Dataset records
_____
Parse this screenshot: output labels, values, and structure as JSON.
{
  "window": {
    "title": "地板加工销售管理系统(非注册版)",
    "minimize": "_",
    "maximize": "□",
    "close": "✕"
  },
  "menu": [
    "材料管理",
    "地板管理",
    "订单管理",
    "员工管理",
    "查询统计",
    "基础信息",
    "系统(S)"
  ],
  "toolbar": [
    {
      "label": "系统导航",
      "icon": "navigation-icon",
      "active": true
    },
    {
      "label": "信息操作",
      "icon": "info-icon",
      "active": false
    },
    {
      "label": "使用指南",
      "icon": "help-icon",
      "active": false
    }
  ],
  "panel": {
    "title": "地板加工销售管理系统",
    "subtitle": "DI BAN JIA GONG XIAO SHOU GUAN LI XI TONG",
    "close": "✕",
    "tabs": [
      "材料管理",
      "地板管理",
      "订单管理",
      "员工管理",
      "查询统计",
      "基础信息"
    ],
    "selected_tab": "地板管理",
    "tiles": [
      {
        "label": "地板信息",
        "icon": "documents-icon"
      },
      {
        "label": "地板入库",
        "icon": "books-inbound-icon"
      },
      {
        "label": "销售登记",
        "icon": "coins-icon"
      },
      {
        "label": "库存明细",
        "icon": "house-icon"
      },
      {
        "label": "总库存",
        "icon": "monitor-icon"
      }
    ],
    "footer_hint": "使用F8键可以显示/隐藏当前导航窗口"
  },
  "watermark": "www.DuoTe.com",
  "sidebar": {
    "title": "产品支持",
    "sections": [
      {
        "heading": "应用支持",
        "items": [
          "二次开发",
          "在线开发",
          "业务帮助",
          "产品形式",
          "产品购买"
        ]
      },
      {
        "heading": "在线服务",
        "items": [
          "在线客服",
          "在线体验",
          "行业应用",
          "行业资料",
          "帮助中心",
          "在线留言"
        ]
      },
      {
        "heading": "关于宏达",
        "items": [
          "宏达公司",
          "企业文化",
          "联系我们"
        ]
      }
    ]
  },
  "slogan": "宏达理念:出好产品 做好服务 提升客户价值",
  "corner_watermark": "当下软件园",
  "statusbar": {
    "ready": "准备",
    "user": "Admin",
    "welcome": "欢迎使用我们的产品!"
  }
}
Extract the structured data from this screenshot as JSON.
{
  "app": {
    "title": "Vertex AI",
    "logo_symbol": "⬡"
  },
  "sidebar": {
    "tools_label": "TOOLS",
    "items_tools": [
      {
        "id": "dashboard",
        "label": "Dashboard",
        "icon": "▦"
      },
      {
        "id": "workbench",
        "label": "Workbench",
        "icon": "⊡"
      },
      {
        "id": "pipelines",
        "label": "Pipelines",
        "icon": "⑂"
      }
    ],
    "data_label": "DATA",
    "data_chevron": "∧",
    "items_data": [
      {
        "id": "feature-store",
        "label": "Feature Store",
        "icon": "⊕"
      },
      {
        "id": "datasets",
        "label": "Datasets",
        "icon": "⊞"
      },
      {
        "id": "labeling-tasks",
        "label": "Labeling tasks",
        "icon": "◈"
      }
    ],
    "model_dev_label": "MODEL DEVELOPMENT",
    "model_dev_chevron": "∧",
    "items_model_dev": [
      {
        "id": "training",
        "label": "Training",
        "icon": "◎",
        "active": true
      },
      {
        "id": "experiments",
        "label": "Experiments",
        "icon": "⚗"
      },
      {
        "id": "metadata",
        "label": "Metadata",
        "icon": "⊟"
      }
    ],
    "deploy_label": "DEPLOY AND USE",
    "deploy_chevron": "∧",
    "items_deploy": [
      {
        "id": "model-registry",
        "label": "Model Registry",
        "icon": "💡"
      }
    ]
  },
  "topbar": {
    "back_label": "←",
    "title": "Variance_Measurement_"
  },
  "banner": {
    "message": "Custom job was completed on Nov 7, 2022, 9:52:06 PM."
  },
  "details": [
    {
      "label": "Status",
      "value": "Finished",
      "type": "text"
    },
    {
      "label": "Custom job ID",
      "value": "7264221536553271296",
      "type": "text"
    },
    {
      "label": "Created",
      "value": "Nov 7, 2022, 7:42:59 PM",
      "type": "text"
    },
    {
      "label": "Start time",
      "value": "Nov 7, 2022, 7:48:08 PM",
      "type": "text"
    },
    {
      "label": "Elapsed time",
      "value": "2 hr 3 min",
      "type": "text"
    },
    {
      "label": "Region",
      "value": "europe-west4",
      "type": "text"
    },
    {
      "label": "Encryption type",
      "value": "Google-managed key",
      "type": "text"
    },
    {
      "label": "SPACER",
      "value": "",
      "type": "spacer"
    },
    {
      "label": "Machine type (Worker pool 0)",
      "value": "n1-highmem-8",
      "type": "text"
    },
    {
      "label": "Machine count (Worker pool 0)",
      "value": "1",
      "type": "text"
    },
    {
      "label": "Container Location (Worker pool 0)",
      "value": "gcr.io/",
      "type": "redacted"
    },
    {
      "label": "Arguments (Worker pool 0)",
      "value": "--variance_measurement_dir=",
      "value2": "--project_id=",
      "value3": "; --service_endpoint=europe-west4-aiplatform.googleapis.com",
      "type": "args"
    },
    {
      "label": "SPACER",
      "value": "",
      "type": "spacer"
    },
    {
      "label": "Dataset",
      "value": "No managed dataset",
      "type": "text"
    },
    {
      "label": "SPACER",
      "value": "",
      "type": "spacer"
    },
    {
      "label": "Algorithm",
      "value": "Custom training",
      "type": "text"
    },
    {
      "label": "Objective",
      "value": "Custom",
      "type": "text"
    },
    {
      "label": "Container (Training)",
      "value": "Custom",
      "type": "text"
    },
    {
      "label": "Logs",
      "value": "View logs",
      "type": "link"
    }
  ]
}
_____
**Written task**.
Faithfully copy every entry, leaving nothing out.

**Task result**.
Parse this screenshot: output labels, values, and structure as JSON.
{
  "window": {
    "title": "地板加工销售管理系统(非注册版)",
    "minimize": "_",
    "maximize": "□",
    "close": "✕"
  },
  "menu": [
    "材料管理",
    "地板管理",
    "订单管理",
    "员工管理",
    "查询统计",
    "基础信息",
    "系统(S)"
  ],
  "toolbar": [
    {
      "label": "系统导航",
      "icon": "navigation-icon",
      "active": true
    },
    {
      "label": "信息操作",
      "icon": "info-icon",
      "active": false
    },
    {
      "label": "使用指南",
      "icon": "help-icon",
      "active": false
    }
  ],
  "panel": {
    "title": "地板加工销售管理系统",
    "subtitle": "DI BAN JIA GONG XIAO SHOU GUAN LI XI TONG",
    "close": "✕",
    "tabs": [
      "材料管理",
      "地板管理",
      "订单管理",
      "员工管理",
      "查询统计",
      "基础信息"
    ],
    "selected_tab": "地板管理",
    "tiles": [
      {
        "label": "地板信息",
        "icon": "documents-icon"
      },
      {
        "label": "地板入库",
        "icon": "books-inbound-icon"
      },
      {
        "label": "销售登记",
        "icon": "coins-icon"
      },
      {
        "label": "库存明细",
        "icon": "house-icon"
      },
      {
        "label": "总库存",
        "icon": "monitor-icon"
      }
    ],
    "footer_hint": "使用F8键可以显示/隐藏当前导航窗口"
  },
  "watermark": "www.DuoTe.com",
  "sidebar": {
    "title": "产品支持",
    "sections": [
      {
        "heading": "应用支持",
        "items": [
          "二次开发",
          "在线开发",
          "业务帮助",
          "产品形式",
          "产品购买"
        ]
      },
      {
        "heading": "在线服务",
        "items": [
          "在线客服",
          "在线体验",
          "行业应用",
          "行业资料",
          "帮助中心",
          "在线留言"
        ]
      },
      {
        "heading": "关于宏达",
        "items": [
          "宏达公司",
          "企业文化",
          "联系我们"
        ]
      }
    ]
  },
  "slogan": "宏达理念:出好产品 做好服务 提升客户价值",
  "corner_watermark": "当下软件园",
  "statusbar": {
    "ready": "准备",
    "user": "Admin",
    "welcome": "欢迎使用我们的产品!"
  }
}
Extract the structured data from this screenshot as JSON.
{
  "app": {
    "title": "Vertex AI",
    "logo_symbol": "⬡"
  },
  "sidebar": {
    "tools_label": "TOOLS",
    "items_tools": [
      {
        "id": "dashboard",
        "label": "Dashboard",
        "icon": "▦"
      },
      {
        "id": "workbench",
        "label": "Workbench",
        "icon": "⊡"
      },
      {
        "id": "pipelines",
        "label": "Pipelines",
        "icon": "⑂"
      }
    ],
    "data_label": "DATA",
    "data_chevron": "∧",
    "items_data": [
      {
        "id": "feature-store",
        "label": "Feature Store",
        "icon": "⊕"
      },
      {
        "id": "datasets",
        "label": "Datasets",
        "icon": "⊞"
      },
      {
        "id": "labeling-tasks",
        "label": "Labeling tasks",
        "icon": "◈"
      }
    ],
    "model_dev_label": "MODEL DEVELOPMENT",
    "model_dev_chevron": "∧",
    "items_model_dev": [
      {
        "id": "training",
        "label": "Training",
        "icon": "◎",
        "active": true
      },
      {
        "id": "experiments",
        "label": "Experiments",
        "icon": "⚗"
      },
      {
        "id": "metadata",
        "label": "Metadata",
        "icon": "⊟"
      }
    ],
    "deploy_label": "DEPLOY AND USE",
    "deploy_chevron": "∧",
    "items_deploy": [
      {
        "id": "model-registry",
        "label": "Model Registry",
        "icon": "💡"
      }
    ]
  },
  "topbar": {
    "back_label": "←",
    "title": "Variance_Measurement_"
  },
  "banner": {
    "message": "Custom job was completed on Nov 7, 2022, 9:52:06 PM."
  },
  "details": [
    {
      "label": "Status",
      "value": "Finished",
      "type": "text"
    },
    {
      "label": "Custom job ID",
      "value": "7264221536553271296",
      "type": "text"
    },
    {
      "label": "Created",
      "value": "Nov 7, 2022, 7:42:59 PM",
      "type": "text"
    },
    {
      "label": "Start time",
      "value": "Nov 7, 2022, 7:48:08 PM",
      "type": "text"
    },
    {
      "label": "Elapsed time",
      "value": "2 hr 3 min",
      "type": "text"
    },
    {
      "label": "Region",
      "value": "europe-west4",
      "type": "text"
    },
    {
      "label": "Encryption type",
      "value": "Google-managed key",
      "type": "text"
    },
    {
      "label": "SPACER",
      "value": "",
      "type": "spacer"
    },
    {
      "label": "Machine type (Worker pool 0)",
      "value": "n1-highmem-8",
      "type": "text"
    },
    {
      "label": "Machine count (Worker pool 0)",
      "value": "1",
      "type": "text"
    },
    {
      "label": "Container Location (Worker pool 0)",
      "value": "gcr.io/",
      "type": "redacted"
    },
    {
      "label": "Arguments (Worker pool 0)",
      "value": "--variance_measurement_dir=",
      "value2": "--project_id=",
      "value3": "; --service_endpoint=europe-west4-aiplatform.googleapis.com",
      "type": "args"
    },
    {
      "label": "SPACER",
      "value": "",
      "type": "spacer"
    },
    {
      "label": "Dataset",
      "value": "No managed dataset",
      "type": "text"
    },
    {
      "label": "SPACER",
      "value": "",
      "type": "spacer"
    },
    {
      "label": "Algorithm",
      "value": "Custom training",
      "type": "text"
    },
    {
      "label": "Objective",
      "value": "Custom",
      "type": "text"
    },
    {
      "label": "Container (Training)",
      "value": "Custom",
      "type": "text"
    },
    {
      "label": "Logs",
      "value": "View logs",
      "type": "link"
    }
  ]
}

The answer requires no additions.